EXTRACTED MATERIAL
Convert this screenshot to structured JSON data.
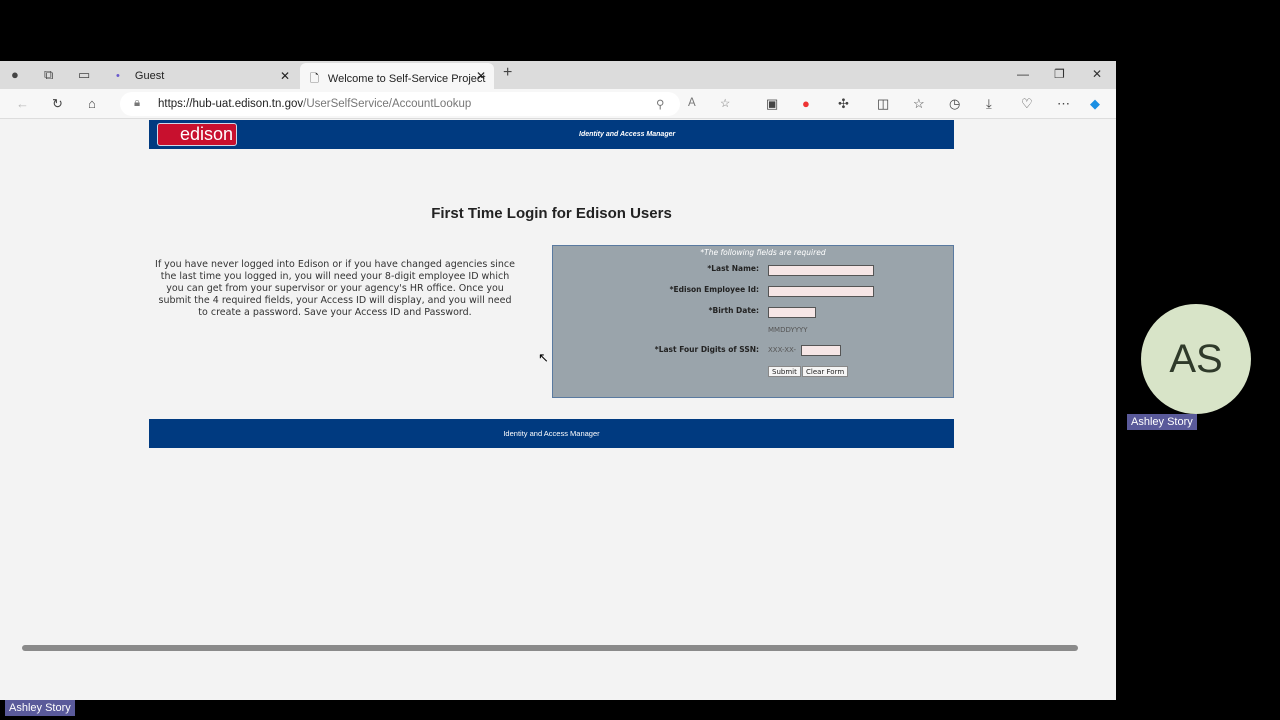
{
  "browser": {
    "tabs": [
      {
        "label": "Guest"
      },
      {
        "label": "Welcome to Self-Service Project"
      }
    ],
    "url_host": "https://hub-uat.edison.tn.gov",
    "url_path": "/UserSelfService/AccountLookup"
  },
  "page": {
    "logo": "edison",
    "header_title": "Identity and Access Manager",
    "title": "First Time Login for Edison Users",
    "intro": "If you have never logged into Edison or if you have changed agencies since the last time you logged in, you will need your 8-digit employee ID which you can get from your supervisor or your agency's HR office. Once you submit the 4 required fields, your Access ID will display, and you will need to create a password. Save your Access ID and Password.",
    "form": {
      "required_note": "*The following fields are required",
      "last_name": "*Last Name:",
      "employee_id": "*Edison Employee Id:",
      "birth_date": "*Birth Date:",
      "date_hint": "MMDDYYYY",
      "ssn": "*Last Four Digits of SSN:",
      "ssn_prefix": "XXX-XX-",
      "submit": "Submit",
      "clear": "Clear Form"
    },
    "footer": "Identity and Access Manager"
  },
  "meeting": {
    "avatar_initials": "AS",
    "participant": "Ashley Story",
    "self": "Ashley Story"
  }
}
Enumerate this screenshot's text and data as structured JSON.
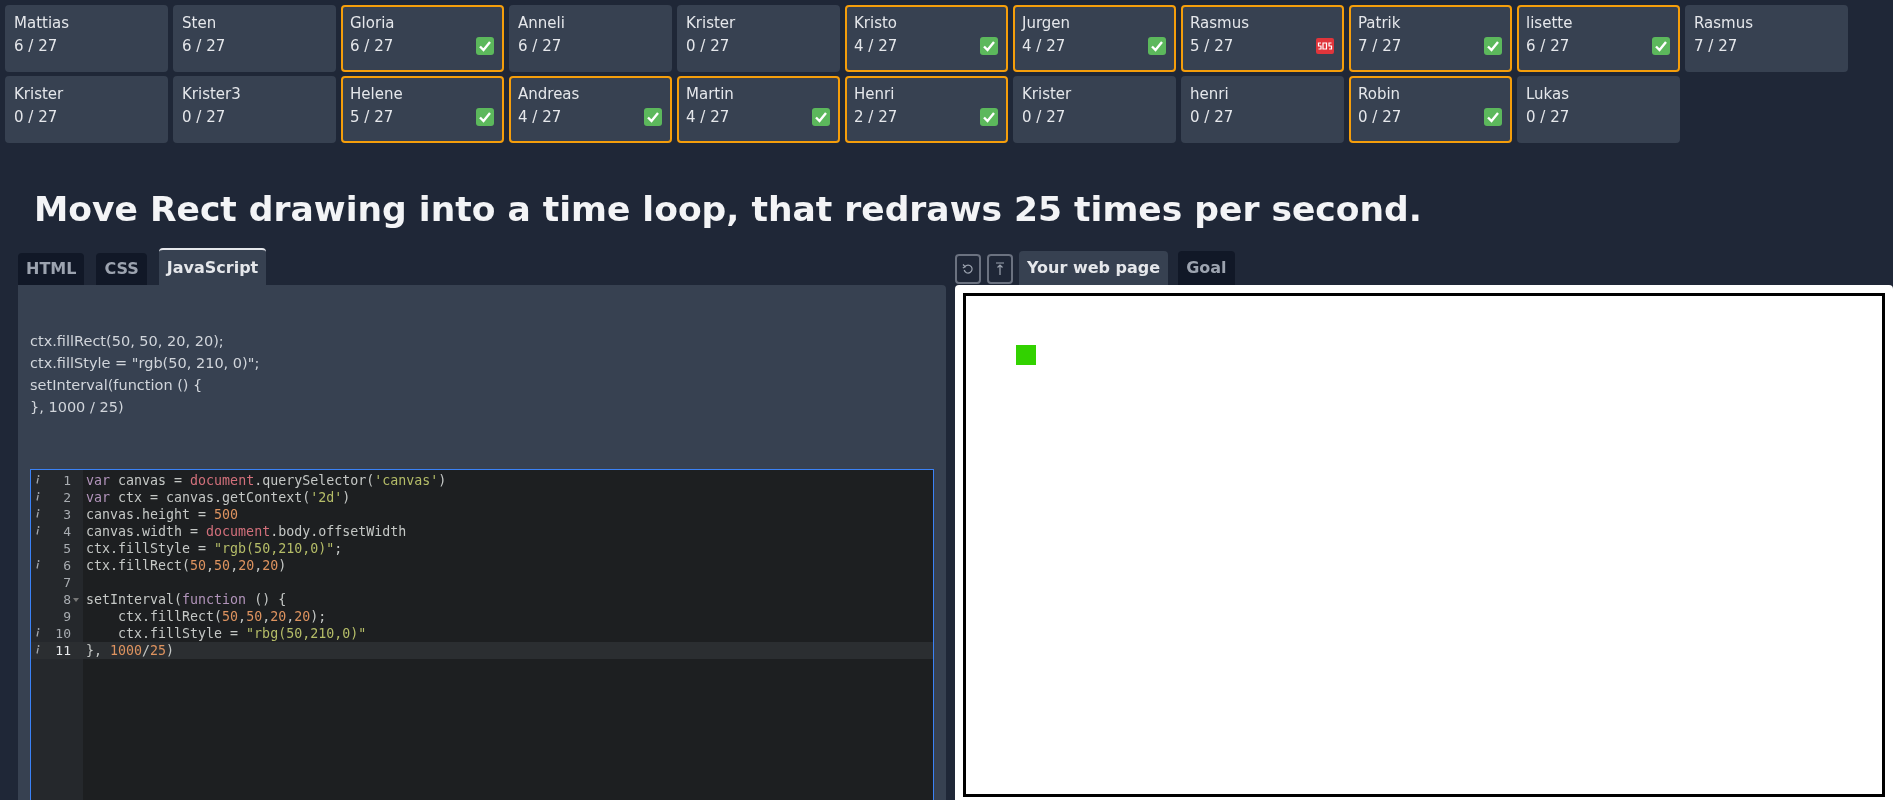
{
  "students": [
    {
      "name": "Mattias",
      "score": "6 / 27",
      "done": false,
      "help": false
    },
    {
      "name": "Sten",
      "score": "6 / 27",
      "done": false,
      "help": false
    },
    {
      "name": "Gloria",
      "score": "6 / 27",
      "done": true,
      "help": false
    },
    {
      "name": "Anneli",
      "score": "6 / 27",
      "done": false,
      "help": false
    },
    {
      "name": "Krister",
      "score": "0 / 27",
      "done": false,
      "help": false
    },
    {
      "name": "Kristo",
      "score": "4 / 27",
      "done": true,
      "help": false
    },
    {
      "name": "Jurgen",
      "score": "4 / 27",
      "done": true,
      "help": false
    },
    {
      "name": "Rasmus",
      "score": "5 / 27",
      "done": false,
      "help": true
    },
    {
      "name": "Patrik",
      "score": "7 / 27",
      "done": true,
      "help": false
    },
    {
      "name": "lisette",
      "score": "6 / 27",
      "done": true,
      "help": false
    },
    {
      "name": "Rasmus",
      "score": "7 / 27",
      "done": false,
      "help": false
    },
    {
      "name": "Krister",
      "score": "0 / 27",
      "done": false,
      "help": false
    },
    {
      "name": "Krister3",
      "score": "0 / 27",
      "done": false,
      "help": false
    },
    {
      "name": "Helene",
      "score": "5 / 27",
      "done": true,
      "help": false
    },
    {
      "name": "Andreas",
      "score": "4 / 27",
      "done": true,
      "help": false
    },
    {
      "name": "Martin",
      "score": "4 / 27",
      "done": true,
      "help": false
    },
    {
      "name": "Henri",
      "score": "2 / 27",
      "done": true,
      "help": false
    },
    {
      "name": "Krister",
      "score": "0 / 27",
      "done": false,
      "help": false
    },
    {
      "name": "henri",
      "score": "0 / 27",
      "done": false,
      "help": false
    },
    {
      "name": "Robin",
      "score": "0 / 27",
      "done": true,
      "help": false
    },
    {
      "name": "Lukas",
      "score": "0 / 27",
      "done": false,
      "help": false
    }
  ],
  "task_title": "Move Rect drawing into a time loop, that redraws 25 times per second.",
  "editor_tabs": [
    {
      "label": "HTML",
      "selected": false
    },
    {
      "label": "CSS",
      "selected": false
    },
    {
      "label": "JavaScript",
      "selected": true
    }
  ],
  "snippet": [
    "ctx.fillRect(50, 50, 20, 20);",
    "ctx.fillStyle = \"rgb(50, 210, 0)\";",
    "setInterval(function () {",
    "}, 1000 / 25)"
  ],
  "code_lines": [
    {
      "number": "1",
      "info": true,
      "fold": false,
      "active": false,
      "tokens": [
        {
          "kind": "keyword",
          "text": "var"
        },
        {
          "kind": "plain",
          "text": " canvas = "
        },
        {
          "kind": "builtin",
          "text": "document"
        },
        {
          "kind": "plain",
          "text": ".querySelector("
        },
        {
          "kind": "string",
          "text": "'canvas'"
        },
        {
          "kind": "plain",
          "text": ")"
        }
      ]
    },
    {
      "number": "2",
      "info": true,
      "fold": false,
      "active": false,
      "tokens": [
        {
          "kind": "keyword",
          "text": "var"
        },
        {
          "kind": "plain",
          "text": " ctx = canvas.getContext("
        },
        {
          "kind": "string",
          "text": "'2d'"
        },
        {
          "kind": "plain",
          "text": ")"
        }
      ]
    },
    {
      "number": "3",
      "info": true,
      "fold": false,
      "active": false,
      "tokens": [
        {
          "kind": "plain",
          "text": "canvas.height = "
        },
        {
          "kind": "number",
          "text": "500"
        }
      ]
    },
    {
      "number": "4",
      "info": true,
      "fold": false,
      "active": false,
      "tokens": [
        {
          "kind": "plain",
          "text": "canvas.width = "
        },
        {
          "kind": "builtin",
          "text": "document"
        },
        {
          "kind": "plain",
          "text": ".body.offsetWidth"
        }
      ]
    },
    {
      "number": "5",
      "info": false,
      "fold": false,
      "active": false,
      "tokens": [
        {
          "kind": "plain",
          "text": "ctx.fillStyle = "
        },
        {
          "kind": "string",
          "text": "\"rgb(50,210,0)\""
        },
        {
          "kind": "plain",
          "text": ";"
        }
      ]
    },
    {
      "number": "6",
      "info": true,
      "fold": false,
      "active": false,
      "tokens": [
        {
          "kind": "plain",
          "text": "ctx.fillRect("
        },
        {
          "kind": "number",
          "text": "50"
        },
        {
          "kind": "plain",
          "text": ","
        },
        {
          "kind": "number",
          "text": "50"
        },
        {
          "kind": "plain",
          "text": ","
        },
        {
          "kind": "number",
          "text": "20"
        },
        {
          "kind": "plain",
          "text": ","
        },
        {
          "kind": "number",
          "text": "20"
        },
        {
          "kind": "plain",
          "text": ")"
        }
      ]
    },
    {
      "number": "7",
      "info": false,
      "fold": false,
      "active": false
    },
    {
      "number": "8",
      "info": false,
      "fold": true,
      "active": false,
      "tokens": [
        {
          "kind": "plain",
          "text": "setInterval("
        },
        {
          "kind": "keyword",
          "text": "function"
        },
        {
          "kind": "plain",
          "text": " () {"
        }
      ]
    },
    {
      "number": "9",
      "info": false,
      "fold": false,
      "active": false,
      "tokens": [
        {
          "kind": "plain",
          "text": "    ctx.fillRect("
        },
        {
          "kind": "number",
          "text": "50"
        },
        {
          "kind": "plain",
          "text": ","
        },
        {
          "kind": "number",
          "text": "50"
        },
        {
          "kind": "plain",
          "text": ","
        },
        {
          "kind": "number",
          "text": "20"
        },
        {
          "kind": "plain",
          "text": ","
        },
        {
          "kind": "number",
          "text": "20"
        },
        {
          "kind": "plain",
          "text": ");"
        }
      ]
    },
    {
      "number": "10",
      "info": true,
      "fold": false,
      "active": false,
      "tokens": [
        {
          "kind": "plain",
          "text": "    ctx.fillStyle = "
        },
        {
          "kind": "string",
          "text": "\"rbg(50,210,0)\""
        }
      ]
    },
    {
      "number": "11",
      "info": true,
      "fold": false,
      "active": true,
      "tokens": [
        {
          "kind": "plain",
          "text": "}, "
        },
        {
          "kind": "number",
          "text": "1000"
        },
        {
          "kind": "plain",
          "text": "/"
        },
        {
          "kind": "number",
          "text": "25"
        },
        {
          "kind": "plain",
          "text": ")"
        }
      ]
    }
  ],
  "preview_tabs": [
    {
      "label": "Your web page",
      "selected": true
    },
    {
      "label": "Goal",
      "selected": false
    }
  ]
}
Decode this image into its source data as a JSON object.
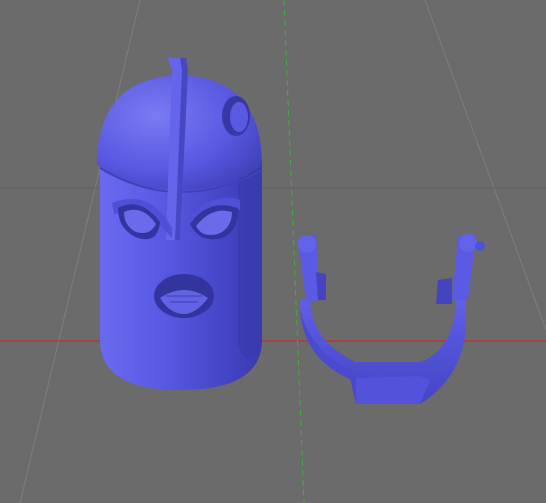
{
  "viewport": {
    "background_color": "#6b6b6b",
    "grid_line_color": "#7d7d7d",
    "horizon_line_color": "#5a5a5a",
    "x_axis_color": "#d41f1f",
    "y_axis_color": "#3fae3f",
    "model_color": "#5555e0",
    "model_shadow_color": "#3b3bb0",
    "model_highlight_color": "#7f7fef"
  },
  "objects": [
    {
      "name": "Mask",
      "icon": "mask-body"
    },
    {
      "name": "Clip",
      "icon": "u-clip"
    }
  ]
}
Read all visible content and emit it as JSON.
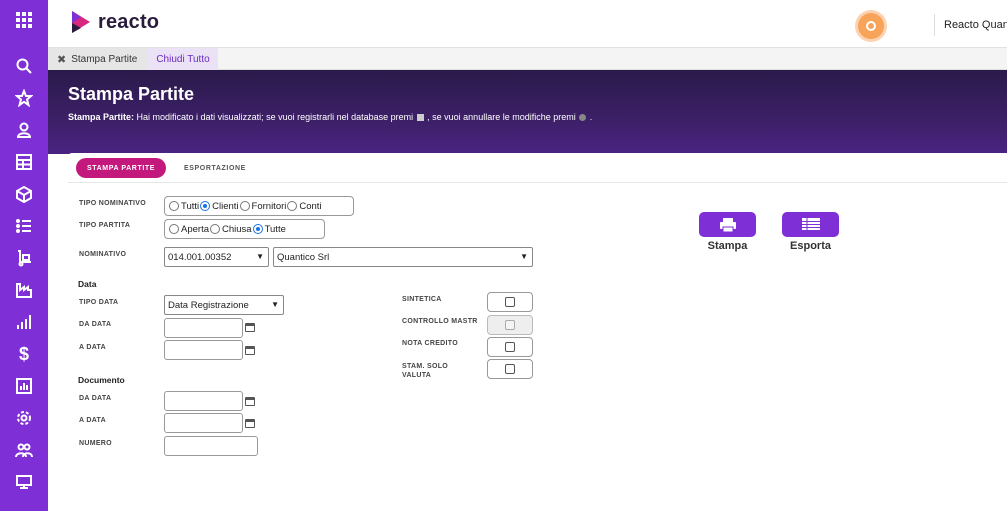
{
  "app": {
    "brand": "reacto",
    "user": "Reacto Quant"
  },
  "sidebar": {
    "items": [
      "grid-icon",
      "search-icon",
      "star-icon",
      "user-icon",
      "table-icon",
      "box-icon",
      "list-icon",
      "hand-truck-icon",
      "factory-icon",
      "bar-chart-icon",
      "dollar-icon",
      "chart-doc-icon",
      "gear-icon",
      "users-icon",
      "monitor-icon"
    ]
  },
  "tabs": {
    "open_tab": "Stampa Partite",
    "close_all": "Chiudi Tutto"
  },
  "banner": {
    "title": "Stampa Partite",
    "msg_bold": "Stampa Partite:",
    "msg_part1": " Hai modificato i dati visualizzati; se vuoi registrarli nel database premi ",
    "msg_part2": " , se vuoi annullare le modifiche premi ",
    "msg_end": " ."
  },
  "content_tabs": {
    "active": "STAMPA PARTITE",
    "other": "ESPORTAZIONE"
  },
  "form": {
    "tipo_nominativo": {
      "label": "TIPO NOMINATIVO",
      "options": [
        "Tutti",
        "Clienti",
        "Fornitori",
        "Conti"
      ],
      "selected": "Clienti"
    },
    "tipo_partita": {
      "label": "TIPO PARTITA",
      "options": [
        "Aperta",
        "Chiusa",
        "Tutte"
      ],
      "selected": "Tutte"
    },
    "nominativo": {
      "label": "NOMINATIVO",
      "code": "014.001.00352",
      "name": "Quantico Srl"
    },
    "data_section": "Data",
    "tipo_data": {
      "label": "TIPO DATA",
      "value": "Data Registrazione"
    },
    "da_data": {
      "label": "DA DATA",
      "value": ""
    },
    "a_data": {
      "label": "A DATA",
      "value": ""
    },
    "documento_section": "Documento",
    "doc_da_data": {
      "label": "DA DATA",
      "value": ""
    },
    "doc_a_data": {
      "label": "A DATA",
      "value": ""
    },
    "numero": {
      "label": "NUMERO",
      "value": ""
    },
    "sintetica": {
      "label": "SINTETICA",
      "checked": false
    },
    "controllo_mastri": {
      "label": "CONTROLLO MASTR",
      "checked": false,
      "disabled": true
    },
    "nota_credito": {
      "label": "NOTA CREDITO",
      "checked": false
    },
    "stam_solo_valuta": {
      "label_line1": "STAM. SOLO",
      "label_line2": "VALUTA",
      "checked": false
    }
  },
  "actions": {
    "stampa": "Stampa",
    "esporta": "Esporta"
  },
  "colors": {
    "sidebar": "#7e2fd6",
    "accent_tab": "#c4197c",
    "banner": "#3d2068",
    "button": "#7e2fd6"
  }
}
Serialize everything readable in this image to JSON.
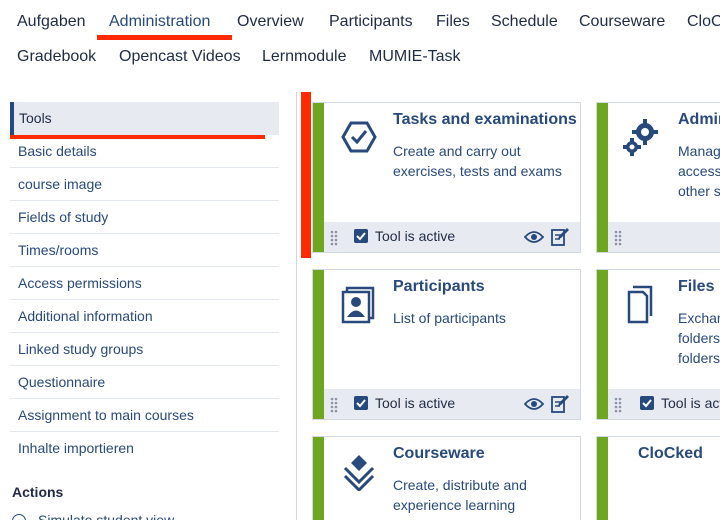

WRITTEN TASK
Pick out the lines containing the word "function" and show them.

THE REPLY
    "setInterval(function () {",
          "text": "function"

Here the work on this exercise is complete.